* Goal of the exercise *
Below is a set of records. Repeat all of them exactly.

* Begin Extracted material *

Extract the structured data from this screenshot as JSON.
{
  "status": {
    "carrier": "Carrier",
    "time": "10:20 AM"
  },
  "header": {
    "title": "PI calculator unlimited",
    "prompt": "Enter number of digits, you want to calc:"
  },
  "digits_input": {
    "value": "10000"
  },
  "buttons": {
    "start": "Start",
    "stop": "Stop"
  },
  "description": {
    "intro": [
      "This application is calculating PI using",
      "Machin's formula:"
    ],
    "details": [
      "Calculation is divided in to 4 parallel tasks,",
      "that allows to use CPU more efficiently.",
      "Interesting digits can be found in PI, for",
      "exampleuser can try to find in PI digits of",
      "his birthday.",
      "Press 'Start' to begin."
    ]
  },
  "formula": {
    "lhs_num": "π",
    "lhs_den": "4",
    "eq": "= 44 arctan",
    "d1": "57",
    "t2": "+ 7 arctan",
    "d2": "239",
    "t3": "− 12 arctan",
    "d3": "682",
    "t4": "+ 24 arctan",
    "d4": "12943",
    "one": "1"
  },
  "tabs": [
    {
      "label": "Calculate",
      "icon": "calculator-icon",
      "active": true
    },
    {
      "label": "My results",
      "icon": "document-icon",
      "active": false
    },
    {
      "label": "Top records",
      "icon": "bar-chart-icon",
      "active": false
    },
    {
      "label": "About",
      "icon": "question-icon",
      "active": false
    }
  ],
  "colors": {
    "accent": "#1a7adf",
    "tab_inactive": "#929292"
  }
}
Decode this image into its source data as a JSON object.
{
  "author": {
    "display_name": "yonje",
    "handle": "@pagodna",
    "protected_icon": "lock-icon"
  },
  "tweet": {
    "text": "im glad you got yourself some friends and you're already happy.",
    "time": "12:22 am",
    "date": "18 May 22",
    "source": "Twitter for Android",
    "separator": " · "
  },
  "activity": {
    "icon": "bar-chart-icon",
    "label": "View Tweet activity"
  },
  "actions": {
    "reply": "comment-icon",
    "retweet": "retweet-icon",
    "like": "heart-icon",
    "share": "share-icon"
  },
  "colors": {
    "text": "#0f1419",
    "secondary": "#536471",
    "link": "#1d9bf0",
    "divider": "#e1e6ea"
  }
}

* End Extracted material *

* Reply *
Extract the structured data from this screenshot as JSON.
{
  "status": {
    "carrier": "Carrier",
    "time": "10:20 AM"
  },
  "header": {
    "title": "PI calculator unlimited",
    "prompt": "Enter number of digits, you want to calc:"
  },
  "digits_input": {
    "value": "10000"
  },
  "buttons": {
    "start": "Start",
    "stop": "Stop"
  },
  "description": {
    "intro": [
      "This application is calculating PI using",
      "Machin's formula:"
    ],
    "details": [
      "Calculation is divided in to 4 parallel tasks,",
      "that allows to use CPU more efficiently.",
      "Interesting digits can be found in PI, for",
      "exampleuser can try to find in PI digits of",
      "his birthday.",
      "Press 'Start' to begin."
    ]
  },
  "formula": {
    "lhs_num": "π",
    "lhs_den": "4",
    "eq": "= 44 arctan",
    "d1": "57",
    "t2": "+ 7 arctan",
    "d2": "239",
    "t3": "− 12 arctan",
    "d3": "682",
    "t4": "+ 24 arctan",
    "d4": "12943",
    "one": "1"
  },
  "tabs": [
    {
      "label": "Calculate",
      "icon": "calculator-icon",
      "active": true
    },
    {
      "label": "My results",
      "icon": "document-icon",
      "active": false
    },
    {
      "label": "Top records",
      "icon": "bar-chart-icon",
      "active": false
    },
    {
      "label": "About",
      "icon": "question-icon",
      "active": false
    }
  ],
  "colors": {
    "accent": "#1a7adf",
    "tab_inactive": "#929292"
  }
}
Decode this image into its source data as a JSON object.
{
  "author": {
    "display_name": "yonje",
    "handle": "@pagodna",
    "protected_icon": "lock-icon"
  },
  "tweet": {
    "text": "im glad you got yourself some friends and you're already happy.",
    "time": "12:22 am",
    "date": "18 May 22",
    "source": "Twitter for Android",
    "separator": " · "
  },
  "activity": {
    "icon": "bar-chart-icon",
    "label": "View Tweet activity"
  },
  "actions": {
    "reply": "comment-icon",
    "retweet": "retweet-icon",
    "like": "heart-icon",
    "share": "share-icon"
  },
  "colors": {
    "text": "#0f1419",
    "secondary": "#536471",
    "link": "#1d9bf0",
    "divider": "#e1e6ea"
  }
}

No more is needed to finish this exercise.